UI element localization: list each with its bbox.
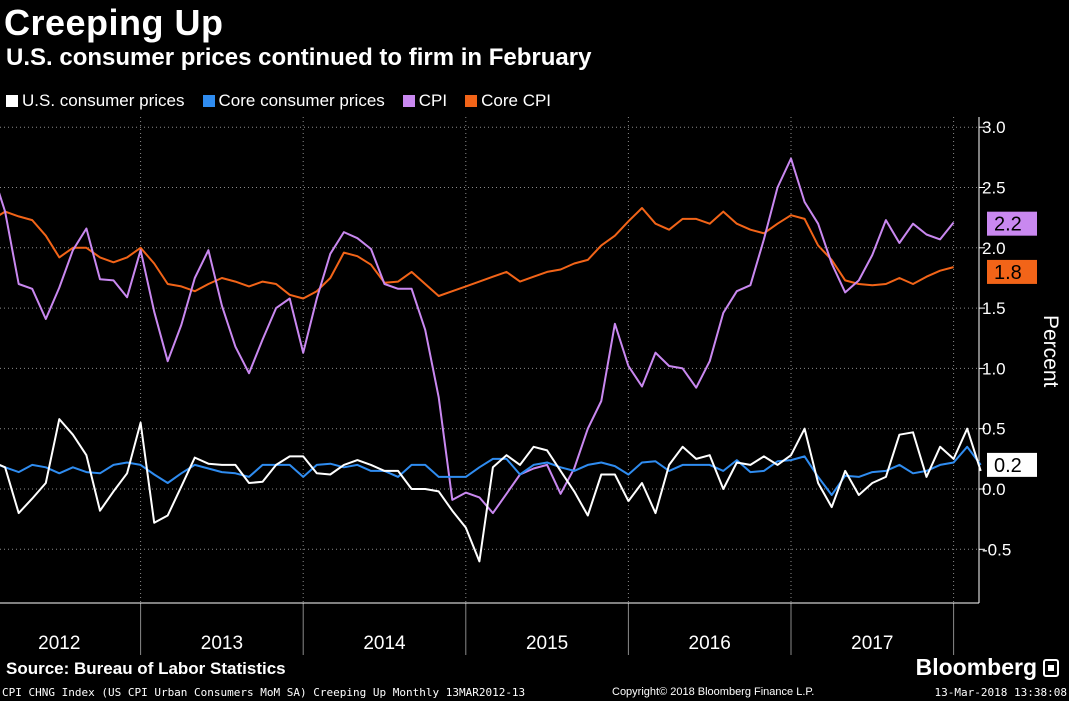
timestamp: 13-Mar-2018 13:38:08 [934, 686, 1067, 699]
copyright: Copyright© 2018 Bloomberg Finance L.P. [612, 686, 815, 698]
x-year-label: 2017 [851, 633, 893, 654]
y-tick-label: -0.5 [982, 540, 1011, 559]
x-year-label: 2012 [38, 633, 80, 654]
x-year-label: 2016 [689, 633, 731, 654]
bloomberg-logo: Bloomberg [916, 654, 1059, 681]
legend-item-cpi: CPI [402, 91, 448, 111]
legend-label: Core consumer prices [218, 91, 385, 110]
end-label-value: 1.8 [994, 262, 1022, 284]
chart-subtitle: U.S. consumer prices continued to firm i… [6, 44, 592, 71]
y-tick-label: 3.0 [982, 118, 1006, 137]
series-line-cpi [0, 157, 955, 515]
source-note: Source: Bureau of Labor Statistics [6, 659, 286, 678]
end-label-box [987, 211, 1037, 236]
chart-title: Creeping Up [4, 2, 224, 43]
y-axis-title: Percent [1039, 315, 1062, 388]
x-year-label: 2013 [201, 633, 243, 654]
y-tick-label: 0.5 [982, 420, 1006, 439]
end-label-box [987, 452, 1037, 477]
legend-label: U.S. consumer prices [22, 91, 185, 110]
legend-item-us-consumer-prices: U.S. consumer prices [6, 91, 185, 111]
legend-label: CPI [418, 91, 448, 110]
brand-name: Bloomberg [915, 654, 1037, 680]
legend-item-core-consumer-prices: Core consumer prices [202, 91, 385, 111]
legend-swatch [465, 95, 478, 107]
x-year-label: 2014 [363, 633, 406, 654]
y-tick-label: 0.0 [982, 480, 1006, 499]
terminal-icon [1043, 658, 1059, 677]
legend-swatch [402, 95, 415, 107]
x-year-label: 2015 [526, 633, 568, 654]
ticker-line: CPI CHNG Index (US CPI Urban Consumers M… [2, 686, 526, 699]
series-line-u-s-consumer-prices [0, 418, 982, 563]
y-tick-label: 2.5 [982, 179, 1006, 198]
y-tick-label: 1.0 [982, 359, 1006, 378]
legend-item-core-cpi: Core CPI [465, 91, 551, 111]
legend-swatch [202, 95, 215, 107]
legend: U.S. consumer prices Core consumer price… [6, 90, 551, 112]
y-tick-label: 2.0 [982, 239, 1006, 258]
series-line-core-cpi [0, 207, 954, 300]
legend-swatch [6, 95, 18, 107]
end-label-value: 0.2 [994, 455, 1022, 477]
legend-label: Core CPI [481, 91, 552, 110]
end-label-box [987, 259, 1037, 284]
end-label-value: 2.2 [994, 214, 1022, 236]
y-tick-label: 1.5 [982, 299, 1006, 318]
◇ ◇ ◇ ◇ ◇ ◇ ◇
EXERCISE
Please reproduce every line of the entries above verbatim, leaving out the picture.

TASK RESULT
UI element localization: list each with its bbox.
timestamp: 13-Mar-2018 13:38:08 [934, 686, 1067, 699]
copyright: Copyright© 2018 Bloomberg Finance L.P. [612, 686, 815, 698]
x-year-label: 2017 [851, 633, 893, 654]
y-tick-label: -0.5 [982, 540, 1011, 559]
x-year-label: 2012 [38, 633, 80, 654]
x-year-label: 2016 [689, 633, 731, 654]
bloomberg-logo: Bloomberg [916, 654, 1059, 681]
legend-item-cpi: CPI [402, 91, 448, 111]
legend-label: Core consumer prices [218, 91, 385, 110]
end-label-value: 1.8 [994, 262, 1022, 284]
chart-subtitle: U.S. consumer prices continued to firm i… [6, 44, 592, 71]
y-tick-label: 3.0 [982, 118, 1006, 137]
series-line-cpi [0, 157, 955, 515]
source-note: Source: Bureau of Labor Statistics [6, 659, 286, 678]
end-label-box [987, 211, 1037, 236]
chart-title: Creeping Up [4, 2, 224, 43]
y-axis-title: Percent [1039, 315, 1062, 388]
x-year-label: 2013 [201, 633, 243, 654]
y-tick-label: 0.5 [982, 420, 1006, 439]
end-label-box [987, 452, 1037, 477]
legend-label: U.S. consumer prices [22, 91, 185, 110]
legend-item-us-consumer-prices: U.S. consumer prices [6, 91, 185, 111]
legend-label: CPI [418, 91, 448, 110]
brand-name: Bloomberg [915, 654, 1037, 680]
legend-item-core-consumer-prices: Core consumer prices [202, 91, 385, 111]
legend-swatch [465, 95, 478, 107]
x-year-label: 2014 [363, 633, 406, 654]
y-tick-label: 0.0 [982, 480, 1006, 499]
terminal-icon [1043, 658, 1059, 677]
legend-swatch [402, 95, 415, 107]
x-year-label: 2015 [526, 633, 568, 654]
ticker-line: CPI CHNG Index (US CPI Urban Consumers M… [2, 686, 526, 699]
series-line-u-s-consumer-prices [0, 418, 982, 563]
y-tick-label: 2.5 [982, 179, 1006, 198]
y-tick-label: 1.0 [982, 359, 1006, 378]
legend-item-core-cpi: Core CPI [465, 91, 551, 111]
legend-swatch [202, 95, 215, 107]
legend: U.S. consumer prices Core consumer price… [6, 90, 551, 112]
y-tick-label: 2.0 [982, 239, 1006, 258]
series-line-core-cpi [0, 207, 954, 300]
legend-swatch [6, 95, 18, 107]
end-label-value: 0.2 [994, 455, 1022, 477]
legend-label: Core CPI [481, 91, 552, 110]
end-label-box [987, 259, 1037, 284]
end-label-value: 2.2 [994, 214, 1022, 236]
y-tick-label: 1.5 [982, 299, 1006, 318]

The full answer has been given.